* [Short task]: In the lines below, find how many contain the word "copy" and report that figure alone.

* [Input for this task]:
****************

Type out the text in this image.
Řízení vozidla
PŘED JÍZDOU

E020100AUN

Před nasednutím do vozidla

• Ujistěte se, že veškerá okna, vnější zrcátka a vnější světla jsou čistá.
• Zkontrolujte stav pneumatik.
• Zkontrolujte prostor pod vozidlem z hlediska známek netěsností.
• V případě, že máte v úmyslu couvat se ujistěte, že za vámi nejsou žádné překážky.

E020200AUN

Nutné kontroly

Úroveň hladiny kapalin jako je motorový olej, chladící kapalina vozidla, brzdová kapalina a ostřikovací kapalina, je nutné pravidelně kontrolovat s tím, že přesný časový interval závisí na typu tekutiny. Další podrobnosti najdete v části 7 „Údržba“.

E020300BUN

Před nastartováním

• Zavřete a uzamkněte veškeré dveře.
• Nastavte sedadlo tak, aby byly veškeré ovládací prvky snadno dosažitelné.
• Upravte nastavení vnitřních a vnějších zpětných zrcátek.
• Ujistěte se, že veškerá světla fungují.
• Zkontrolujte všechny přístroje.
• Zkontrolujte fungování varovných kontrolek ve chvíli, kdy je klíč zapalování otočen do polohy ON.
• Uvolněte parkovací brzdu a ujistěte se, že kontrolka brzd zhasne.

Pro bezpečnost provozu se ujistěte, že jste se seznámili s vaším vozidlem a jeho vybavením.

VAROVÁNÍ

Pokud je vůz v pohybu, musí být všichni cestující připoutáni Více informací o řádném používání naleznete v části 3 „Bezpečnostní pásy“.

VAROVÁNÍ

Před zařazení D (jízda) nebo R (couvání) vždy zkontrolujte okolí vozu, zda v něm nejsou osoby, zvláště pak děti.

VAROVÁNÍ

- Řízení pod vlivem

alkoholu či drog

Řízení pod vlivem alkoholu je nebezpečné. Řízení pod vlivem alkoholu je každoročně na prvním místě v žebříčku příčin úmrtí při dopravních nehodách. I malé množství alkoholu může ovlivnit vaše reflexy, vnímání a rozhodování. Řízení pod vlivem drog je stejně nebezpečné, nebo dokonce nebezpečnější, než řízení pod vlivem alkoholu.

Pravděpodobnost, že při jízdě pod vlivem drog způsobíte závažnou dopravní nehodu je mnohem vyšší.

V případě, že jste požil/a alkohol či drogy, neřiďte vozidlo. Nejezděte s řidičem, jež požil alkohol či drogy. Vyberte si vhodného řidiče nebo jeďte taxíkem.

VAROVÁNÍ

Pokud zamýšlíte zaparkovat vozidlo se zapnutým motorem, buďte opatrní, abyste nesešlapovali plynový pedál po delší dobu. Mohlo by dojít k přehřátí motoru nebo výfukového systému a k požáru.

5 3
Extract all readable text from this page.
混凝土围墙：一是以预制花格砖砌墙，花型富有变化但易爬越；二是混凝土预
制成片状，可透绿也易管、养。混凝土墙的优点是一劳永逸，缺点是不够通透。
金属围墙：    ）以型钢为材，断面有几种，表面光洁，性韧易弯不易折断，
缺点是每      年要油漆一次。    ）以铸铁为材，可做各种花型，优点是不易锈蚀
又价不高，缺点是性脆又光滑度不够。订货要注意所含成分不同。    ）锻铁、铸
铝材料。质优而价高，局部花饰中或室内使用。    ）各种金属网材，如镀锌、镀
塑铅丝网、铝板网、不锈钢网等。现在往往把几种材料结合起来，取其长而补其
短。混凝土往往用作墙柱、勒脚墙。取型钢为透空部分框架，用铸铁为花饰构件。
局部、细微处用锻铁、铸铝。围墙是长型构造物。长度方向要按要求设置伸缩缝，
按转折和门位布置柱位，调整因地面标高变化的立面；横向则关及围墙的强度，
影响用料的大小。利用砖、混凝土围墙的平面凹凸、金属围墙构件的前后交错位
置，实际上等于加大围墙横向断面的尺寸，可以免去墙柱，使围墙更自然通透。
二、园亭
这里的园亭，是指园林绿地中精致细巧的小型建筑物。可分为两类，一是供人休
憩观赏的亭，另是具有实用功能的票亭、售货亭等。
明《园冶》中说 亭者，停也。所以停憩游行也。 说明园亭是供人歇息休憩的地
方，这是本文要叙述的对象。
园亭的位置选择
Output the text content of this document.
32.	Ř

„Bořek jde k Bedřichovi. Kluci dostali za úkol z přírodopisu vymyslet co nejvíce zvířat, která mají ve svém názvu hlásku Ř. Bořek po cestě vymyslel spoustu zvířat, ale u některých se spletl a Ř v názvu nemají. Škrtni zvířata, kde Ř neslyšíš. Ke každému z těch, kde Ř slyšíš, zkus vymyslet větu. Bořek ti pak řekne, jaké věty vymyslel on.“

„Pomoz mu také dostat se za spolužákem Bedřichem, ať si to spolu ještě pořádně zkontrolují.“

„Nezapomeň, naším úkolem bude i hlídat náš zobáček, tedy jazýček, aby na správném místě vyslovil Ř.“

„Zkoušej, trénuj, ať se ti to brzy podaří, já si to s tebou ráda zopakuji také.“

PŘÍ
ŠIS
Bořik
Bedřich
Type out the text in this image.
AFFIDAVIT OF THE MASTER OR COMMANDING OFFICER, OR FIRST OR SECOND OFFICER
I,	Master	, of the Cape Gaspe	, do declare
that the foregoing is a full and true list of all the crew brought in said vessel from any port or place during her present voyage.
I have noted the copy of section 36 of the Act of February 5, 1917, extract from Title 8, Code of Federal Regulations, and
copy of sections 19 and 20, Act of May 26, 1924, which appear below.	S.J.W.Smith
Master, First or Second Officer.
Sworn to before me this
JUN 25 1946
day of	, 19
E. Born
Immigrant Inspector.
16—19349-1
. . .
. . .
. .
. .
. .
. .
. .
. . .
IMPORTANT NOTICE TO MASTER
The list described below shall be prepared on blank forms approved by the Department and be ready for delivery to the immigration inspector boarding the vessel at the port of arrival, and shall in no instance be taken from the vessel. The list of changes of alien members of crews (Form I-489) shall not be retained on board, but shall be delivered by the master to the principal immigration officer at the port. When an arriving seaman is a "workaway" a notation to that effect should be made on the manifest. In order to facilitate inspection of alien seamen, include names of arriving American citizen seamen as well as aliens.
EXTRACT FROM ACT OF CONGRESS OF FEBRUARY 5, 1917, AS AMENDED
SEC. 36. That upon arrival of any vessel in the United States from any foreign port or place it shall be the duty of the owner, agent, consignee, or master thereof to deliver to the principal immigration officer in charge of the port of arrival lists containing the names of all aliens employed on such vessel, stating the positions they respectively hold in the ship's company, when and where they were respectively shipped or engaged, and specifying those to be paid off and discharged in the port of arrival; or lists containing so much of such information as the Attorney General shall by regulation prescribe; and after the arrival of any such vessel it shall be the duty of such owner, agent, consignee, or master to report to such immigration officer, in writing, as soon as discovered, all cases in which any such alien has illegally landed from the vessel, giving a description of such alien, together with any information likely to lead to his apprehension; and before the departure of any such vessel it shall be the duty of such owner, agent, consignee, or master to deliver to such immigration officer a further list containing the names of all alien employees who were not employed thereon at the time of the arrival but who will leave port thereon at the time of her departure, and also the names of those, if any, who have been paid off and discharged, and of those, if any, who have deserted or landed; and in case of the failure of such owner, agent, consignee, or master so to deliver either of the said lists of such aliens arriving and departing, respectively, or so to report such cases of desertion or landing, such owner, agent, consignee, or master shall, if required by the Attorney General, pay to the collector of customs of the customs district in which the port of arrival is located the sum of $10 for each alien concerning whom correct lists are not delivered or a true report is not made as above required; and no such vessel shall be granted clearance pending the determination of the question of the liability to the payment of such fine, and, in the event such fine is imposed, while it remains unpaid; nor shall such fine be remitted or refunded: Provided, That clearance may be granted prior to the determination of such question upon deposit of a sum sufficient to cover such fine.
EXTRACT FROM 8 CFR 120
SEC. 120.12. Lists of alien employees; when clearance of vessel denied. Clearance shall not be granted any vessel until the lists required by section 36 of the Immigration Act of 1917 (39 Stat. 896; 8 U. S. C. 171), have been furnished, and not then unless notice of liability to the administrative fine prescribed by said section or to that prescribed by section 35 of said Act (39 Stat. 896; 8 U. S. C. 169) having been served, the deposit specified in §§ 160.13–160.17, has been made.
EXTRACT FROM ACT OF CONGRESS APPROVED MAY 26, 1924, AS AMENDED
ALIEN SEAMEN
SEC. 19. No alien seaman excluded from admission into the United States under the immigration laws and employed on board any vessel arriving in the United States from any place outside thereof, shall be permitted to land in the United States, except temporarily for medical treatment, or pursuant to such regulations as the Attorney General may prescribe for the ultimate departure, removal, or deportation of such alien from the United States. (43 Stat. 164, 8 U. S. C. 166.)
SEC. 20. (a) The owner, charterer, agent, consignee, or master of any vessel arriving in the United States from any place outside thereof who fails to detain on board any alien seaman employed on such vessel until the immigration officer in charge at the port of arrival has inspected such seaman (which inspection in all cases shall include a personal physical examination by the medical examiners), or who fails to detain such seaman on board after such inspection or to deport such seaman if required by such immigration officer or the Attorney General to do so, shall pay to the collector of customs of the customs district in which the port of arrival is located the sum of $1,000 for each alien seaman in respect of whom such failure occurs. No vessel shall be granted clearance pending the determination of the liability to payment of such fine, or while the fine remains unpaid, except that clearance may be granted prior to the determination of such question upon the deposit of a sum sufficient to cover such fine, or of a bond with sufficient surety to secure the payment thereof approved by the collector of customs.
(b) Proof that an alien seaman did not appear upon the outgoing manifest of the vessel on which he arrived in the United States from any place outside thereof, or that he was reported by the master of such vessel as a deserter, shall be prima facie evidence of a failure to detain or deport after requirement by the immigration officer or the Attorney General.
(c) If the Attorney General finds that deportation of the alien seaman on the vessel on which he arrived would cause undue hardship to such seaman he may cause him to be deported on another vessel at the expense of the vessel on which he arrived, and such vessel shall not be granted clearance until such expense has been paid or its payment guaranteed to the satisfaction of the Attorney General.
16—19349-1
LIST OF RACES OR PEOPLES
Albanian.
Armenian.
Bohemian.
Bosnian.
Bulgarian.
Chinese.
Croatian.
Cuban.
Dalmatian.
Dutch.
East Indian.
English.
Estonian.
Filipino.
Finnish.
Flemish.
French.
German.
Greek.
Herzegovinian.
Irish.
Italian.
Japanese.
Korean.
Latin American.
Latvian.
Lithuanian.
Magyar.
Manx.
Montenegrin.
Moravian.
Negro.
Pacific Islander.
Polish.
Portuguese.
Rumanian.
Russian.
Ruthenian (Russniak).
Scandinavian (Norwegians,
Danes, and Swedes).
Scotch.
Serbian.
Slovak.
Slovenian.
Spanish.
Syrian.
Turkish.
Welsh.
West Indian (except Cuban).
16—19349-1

****************

* [Output of the task]: 2